======== Record set ========
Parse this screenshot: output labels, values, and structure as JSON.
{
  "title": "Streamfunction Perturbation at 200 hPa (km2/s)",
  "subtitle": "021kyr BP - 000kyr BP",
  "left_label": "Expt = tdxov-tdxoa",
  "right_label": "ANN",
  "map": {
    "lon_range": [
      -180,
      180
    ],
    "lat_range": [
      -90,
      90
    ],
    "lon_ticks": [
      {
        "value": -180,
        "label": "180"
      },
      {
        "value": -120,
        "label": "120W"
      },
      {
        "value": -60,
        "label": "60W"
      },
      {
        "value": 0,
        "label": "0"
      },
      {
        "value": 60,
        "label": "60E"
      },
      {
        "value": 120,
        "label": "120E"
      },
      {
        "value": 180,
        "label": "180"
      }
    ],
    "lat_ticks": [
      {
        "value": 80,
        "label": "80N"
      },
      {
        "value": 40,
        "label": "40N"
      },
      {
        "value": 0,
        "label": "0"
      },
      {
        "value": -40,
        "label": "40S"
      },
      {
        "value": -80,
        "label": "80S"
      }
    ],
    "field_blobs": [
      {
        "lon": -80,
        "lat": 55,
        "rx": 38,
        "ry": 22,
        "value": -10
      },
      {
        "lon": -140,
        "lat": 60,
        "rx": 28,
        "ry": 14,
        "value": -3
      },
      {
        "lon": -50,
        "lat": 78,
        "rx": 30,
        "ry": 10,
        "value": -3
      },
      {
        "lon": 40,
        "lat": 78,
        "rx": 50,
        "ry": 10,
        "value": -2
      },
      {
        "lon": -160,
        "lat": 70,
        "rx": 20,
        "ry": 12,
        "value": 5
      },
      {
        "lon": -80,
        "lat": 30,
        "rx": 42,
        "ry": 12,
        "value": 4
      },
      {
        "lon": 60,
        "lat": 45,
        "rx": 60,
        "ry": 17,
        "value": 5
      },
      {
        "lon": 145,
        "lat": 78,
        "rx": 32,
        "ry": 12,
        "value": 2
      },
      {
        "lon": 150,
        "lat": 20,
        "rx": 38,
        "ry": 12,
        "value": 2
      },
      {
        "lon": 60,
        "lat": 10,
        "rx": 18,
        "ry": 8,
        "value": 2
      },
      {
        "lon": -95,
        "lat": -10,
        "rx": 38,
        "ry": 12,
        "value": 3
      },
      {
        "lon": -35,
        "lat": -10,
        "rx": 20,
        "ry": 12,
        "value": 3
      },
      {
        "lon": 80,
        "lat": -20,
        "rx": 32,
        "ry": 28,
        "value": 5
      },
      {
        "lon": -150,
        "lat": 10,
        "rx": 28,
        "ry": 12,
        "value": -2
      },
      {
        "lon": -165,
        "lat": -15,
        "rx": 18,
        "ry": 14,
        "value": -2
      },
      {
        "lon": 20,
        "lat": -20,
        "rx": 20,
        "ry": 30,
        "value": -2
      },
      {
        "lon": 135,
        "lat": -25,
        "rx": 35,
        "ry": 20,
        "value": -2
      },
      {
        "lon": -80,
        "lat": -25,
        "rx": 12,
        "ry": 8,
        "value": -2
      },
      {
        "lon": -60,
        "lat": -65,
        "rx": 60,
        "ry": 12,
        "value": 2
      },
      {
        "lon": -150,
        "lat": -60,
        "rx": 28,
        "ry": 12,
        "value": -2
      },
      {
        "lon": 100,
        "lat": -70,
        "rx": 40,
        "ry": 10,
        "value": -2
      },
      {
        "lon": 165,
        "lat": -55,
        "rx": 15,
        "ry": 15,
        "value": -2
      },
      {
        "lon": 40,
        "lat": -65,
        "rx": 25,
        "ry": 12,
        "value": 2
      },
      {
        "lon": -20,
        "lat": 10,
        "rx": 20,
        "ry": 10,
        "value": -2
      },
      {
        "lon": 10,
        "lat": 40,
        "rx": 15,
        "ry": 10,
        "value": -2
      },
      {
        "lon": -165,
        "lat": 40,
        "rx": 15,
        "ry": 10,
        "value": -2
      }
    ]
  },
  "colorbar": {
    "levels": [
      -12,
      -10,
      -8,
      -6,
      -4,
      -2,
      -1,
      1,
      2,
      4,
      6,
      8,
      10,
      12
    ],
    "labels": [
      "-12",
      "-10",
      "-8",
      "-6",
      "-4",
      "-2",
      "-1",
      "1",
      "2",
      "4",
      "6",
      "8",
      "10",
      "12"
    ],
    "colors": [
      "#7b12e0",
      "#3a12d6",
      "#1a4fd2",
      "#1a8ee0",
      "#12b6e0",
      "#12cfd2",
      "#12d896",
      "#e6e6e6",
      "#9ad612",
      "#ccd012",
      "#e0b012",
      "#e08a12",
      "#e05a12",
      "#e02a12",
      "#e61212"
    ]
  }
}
========
• **Exercise details**
Copy every line of the records above that holds the word "labels".

• **Task output**
Parse this screenshot: output labels, values, and structure as JSON.
    "labels": [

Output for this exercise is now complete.